(Collected data)

━━━━━━━━━━

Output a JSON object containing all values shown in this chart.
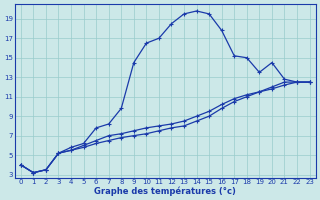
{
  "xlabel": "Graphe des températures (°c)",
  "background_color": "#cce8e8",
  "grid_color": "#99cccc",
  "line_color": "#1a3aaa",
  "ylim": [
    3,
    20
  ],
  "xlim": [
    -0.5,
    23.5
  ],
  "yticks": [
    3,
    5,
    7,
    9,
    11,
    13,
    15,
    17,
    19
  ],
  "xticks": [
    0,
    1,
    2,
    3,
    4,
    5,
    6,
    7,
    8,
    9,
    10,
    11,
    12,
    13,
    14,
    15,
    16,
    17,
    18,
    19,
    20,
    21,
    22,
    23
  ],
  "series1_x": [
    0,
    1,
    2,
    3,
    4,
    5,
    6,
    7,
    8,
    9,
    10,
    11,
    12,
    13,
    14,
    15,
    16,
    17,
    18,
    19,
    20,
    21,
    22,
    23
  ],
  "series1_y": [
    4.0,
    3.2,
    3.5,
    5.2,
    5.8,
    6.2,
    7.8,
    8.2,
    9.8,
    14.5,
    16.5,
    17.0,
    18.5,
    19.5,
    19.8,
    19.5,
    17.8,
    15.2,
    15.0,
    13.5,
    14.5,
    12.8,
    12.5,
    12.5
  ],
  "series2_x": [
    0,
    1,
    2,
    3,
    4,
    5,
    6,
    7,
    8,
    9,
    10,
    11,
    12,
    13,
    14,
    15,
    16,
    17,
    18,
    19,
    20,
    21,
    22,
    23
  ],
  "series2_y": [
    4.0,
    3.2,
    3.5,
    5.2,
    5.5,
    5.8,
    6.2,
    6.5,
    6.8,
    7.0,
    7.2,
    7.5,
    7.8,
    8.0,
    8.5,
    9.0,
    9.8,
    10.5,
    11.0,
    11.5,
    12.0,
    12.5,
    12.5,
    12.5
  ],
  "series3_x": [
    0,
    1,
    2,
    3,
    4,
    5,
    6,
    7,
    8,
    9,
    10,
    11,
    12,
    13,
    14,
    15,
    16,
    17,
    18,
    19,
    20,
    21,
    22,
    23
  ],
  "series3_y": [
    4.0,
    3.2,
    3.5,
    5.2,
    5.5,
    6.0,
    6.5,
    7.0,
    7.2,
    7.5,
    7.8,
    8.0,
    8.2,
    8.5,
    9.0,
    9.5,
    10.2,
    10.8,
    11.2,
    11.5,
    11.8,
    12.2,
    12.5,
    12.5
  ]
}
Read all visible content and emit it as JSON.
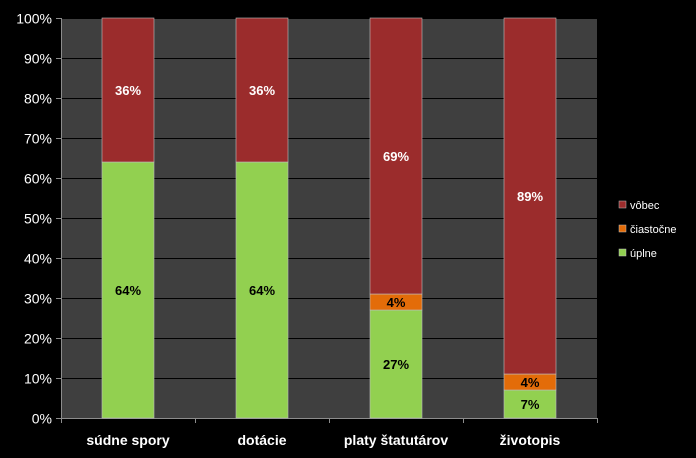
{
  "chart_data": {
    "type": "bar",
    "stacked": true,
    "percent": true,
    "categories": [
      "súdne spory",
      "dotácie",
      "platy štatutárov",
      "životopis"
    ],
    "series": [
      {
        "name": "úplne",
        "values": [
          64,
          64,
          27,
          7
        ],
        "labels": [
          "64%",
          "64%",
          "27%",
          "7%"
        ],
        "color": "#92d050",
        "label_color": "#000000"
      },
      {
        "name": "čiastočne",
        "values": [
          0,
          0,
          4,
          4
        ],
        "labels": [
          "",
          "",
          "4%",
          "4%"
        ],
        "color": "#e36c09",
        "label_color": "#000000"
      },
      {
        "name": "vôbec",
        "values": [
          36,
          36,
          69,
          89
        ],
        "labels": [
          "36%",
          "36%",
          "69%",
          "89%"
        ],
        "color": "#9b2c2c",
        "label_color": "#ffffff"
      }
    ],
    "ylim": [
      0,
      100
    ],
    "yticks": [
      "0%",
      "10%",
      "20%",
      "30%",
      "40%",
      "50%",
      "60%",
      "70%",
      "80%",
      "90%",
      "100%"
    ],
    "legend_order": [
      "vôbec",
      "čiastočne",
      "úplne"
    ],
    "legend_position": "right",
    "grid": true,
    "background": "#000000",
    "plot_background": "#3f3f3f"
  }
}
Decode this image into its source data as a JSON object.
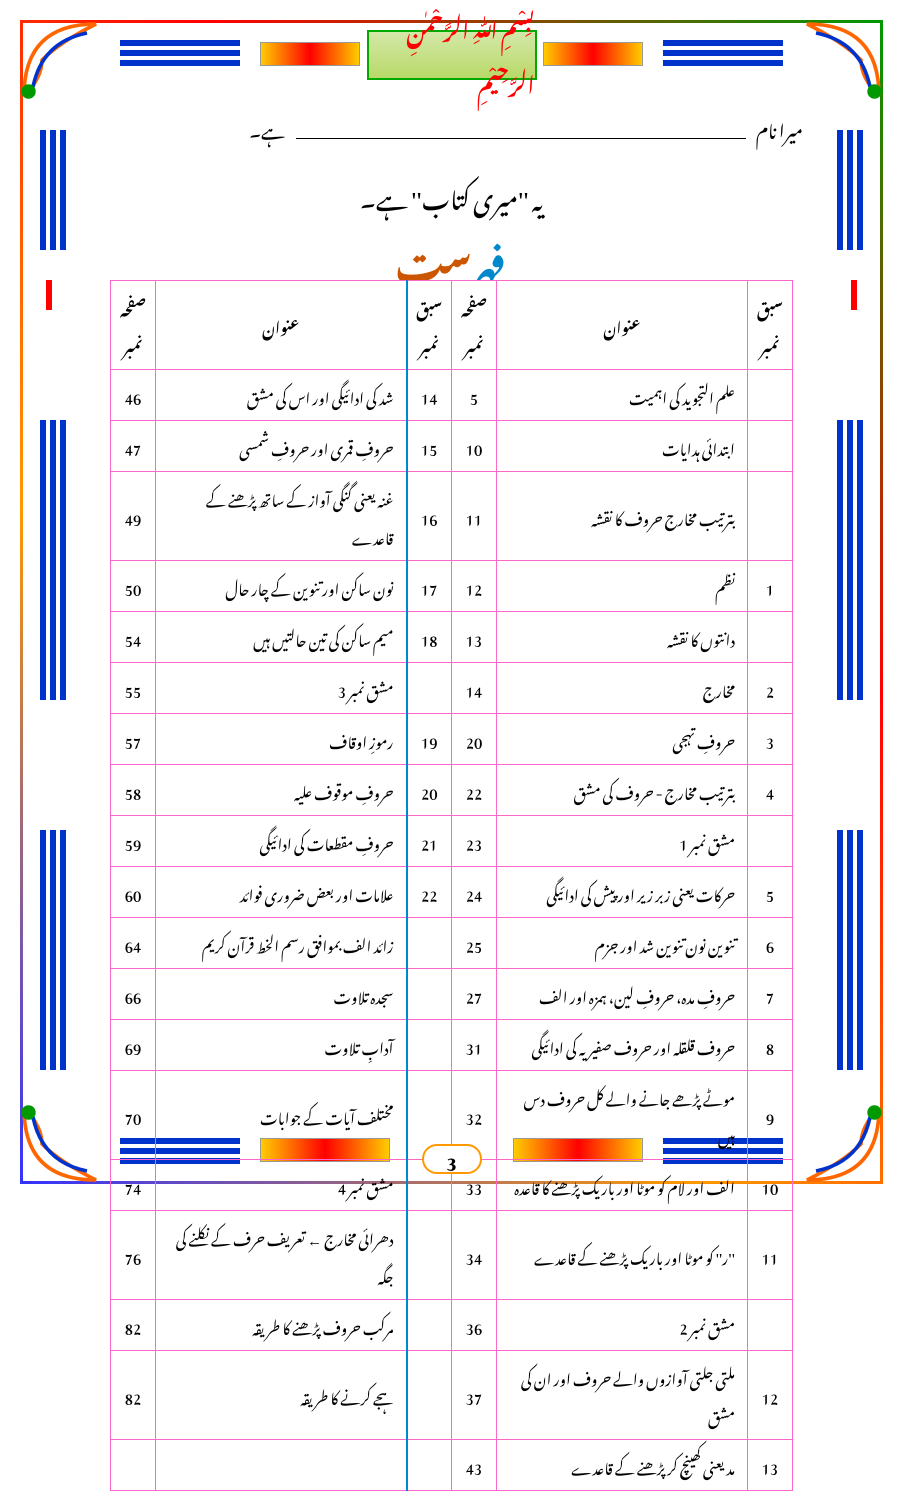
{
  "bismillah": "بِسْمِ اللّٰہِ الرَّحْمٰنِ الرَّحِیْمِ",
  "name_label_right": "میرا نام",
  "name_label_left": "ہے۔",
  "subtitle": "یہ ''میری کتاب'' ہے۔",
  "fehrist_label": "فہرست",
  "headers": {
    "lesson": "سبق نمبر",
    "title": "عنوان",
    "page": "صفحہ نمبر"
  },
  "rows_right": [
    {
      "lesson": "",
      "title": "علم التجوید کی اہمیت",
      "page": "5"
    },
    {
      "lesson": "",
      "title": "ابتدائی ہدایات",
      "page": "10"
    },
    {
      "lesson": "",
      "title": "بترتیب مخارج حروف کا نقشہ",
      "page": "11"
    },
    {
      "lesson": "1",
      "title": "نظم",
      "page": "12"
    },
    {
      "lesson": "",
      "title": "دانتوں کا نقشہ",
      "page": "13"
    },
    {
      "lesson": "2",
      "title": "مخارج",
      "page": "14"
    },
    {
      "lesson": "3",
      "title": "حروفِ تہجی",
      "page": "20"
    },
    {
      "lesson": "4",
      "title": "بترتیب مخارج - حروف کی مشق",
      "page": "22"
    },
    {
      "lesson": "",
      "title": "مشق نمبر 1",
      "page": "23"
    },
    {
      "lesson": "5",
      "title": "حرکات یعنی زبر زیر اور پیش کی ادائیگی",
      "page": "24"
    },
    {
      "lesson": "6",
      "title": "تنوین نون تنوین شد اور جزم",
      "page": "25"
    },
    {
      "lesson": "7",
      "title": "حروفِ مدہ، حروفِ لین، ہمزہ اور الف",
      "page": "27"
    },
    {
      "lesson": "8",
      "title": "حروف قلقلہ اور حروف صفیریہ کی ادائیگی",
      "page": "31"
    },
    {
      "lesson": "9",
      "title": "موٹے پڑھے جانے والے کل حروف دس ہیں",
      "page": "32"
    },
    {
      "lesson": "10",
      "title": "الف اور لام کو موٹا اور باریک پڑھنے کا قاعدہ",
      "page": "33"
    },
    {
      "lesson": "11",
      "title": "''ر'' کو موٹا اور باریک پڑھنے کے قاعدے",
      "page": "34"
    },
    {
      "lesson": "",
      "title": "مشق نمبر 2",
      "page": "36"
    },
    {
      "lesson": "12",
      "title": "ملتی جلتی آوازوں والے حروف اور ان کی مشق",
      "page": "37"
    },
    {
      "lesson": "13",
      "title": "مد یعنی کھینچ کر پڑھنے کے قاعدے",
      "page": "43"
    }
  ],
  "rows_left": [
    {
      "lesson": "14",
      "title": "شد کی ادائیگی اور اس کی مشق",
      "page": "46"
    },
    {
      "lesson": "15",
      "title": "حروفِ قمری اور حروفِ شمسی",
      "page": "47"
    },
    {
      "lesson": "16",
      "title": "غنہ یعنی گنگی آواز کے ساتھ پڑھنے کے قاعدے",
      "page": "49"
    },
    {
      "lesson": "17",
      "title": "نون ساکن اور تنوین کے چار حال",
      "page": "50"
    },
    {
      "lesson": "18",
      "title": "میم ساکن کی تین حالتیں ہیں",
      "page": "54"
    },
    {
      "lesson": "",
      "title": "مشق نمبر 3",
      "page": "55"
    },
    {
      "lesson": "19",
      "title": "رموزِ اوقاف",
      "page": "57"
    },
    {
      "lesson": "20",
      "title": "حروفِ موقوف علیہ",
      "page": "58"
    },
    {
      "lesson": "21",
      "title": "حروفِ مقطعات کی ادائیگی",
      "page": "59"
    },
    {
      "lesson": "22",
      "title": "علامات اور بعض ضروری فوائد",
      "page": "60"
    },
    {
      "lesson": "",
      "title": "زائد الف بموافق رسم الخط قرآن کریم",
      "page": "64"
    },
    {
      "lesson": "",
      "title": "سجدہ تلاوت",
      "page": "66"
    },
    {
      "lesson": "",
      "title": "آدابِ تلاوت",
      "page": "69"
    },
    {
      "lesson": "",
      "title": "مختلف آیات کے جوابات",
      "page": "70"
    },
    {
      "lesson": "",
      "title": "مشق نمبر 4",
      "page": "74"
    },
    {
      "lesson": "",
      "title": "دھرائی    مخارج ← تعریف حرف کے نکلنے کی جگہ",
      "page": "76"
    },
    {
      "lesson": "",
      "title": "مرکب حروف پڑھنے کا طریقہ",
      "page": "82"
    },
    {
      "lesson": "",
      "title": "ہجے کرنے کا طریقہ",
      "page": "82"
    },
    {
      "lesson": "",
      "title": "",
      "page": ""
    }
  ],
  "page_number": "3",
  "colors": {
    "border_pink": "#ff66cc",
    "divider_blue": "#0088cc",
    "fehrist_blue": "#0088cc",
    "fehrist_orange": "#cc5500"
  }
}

━━━━━━━━━━

Stated goal: Copy each line of the preceding data that contains the string "تنوین".

Result for this task:
      "title": "تنوین نون تنوین شد اور جزم",
      "title": "نون ساکن اور تنوین کے چار حال",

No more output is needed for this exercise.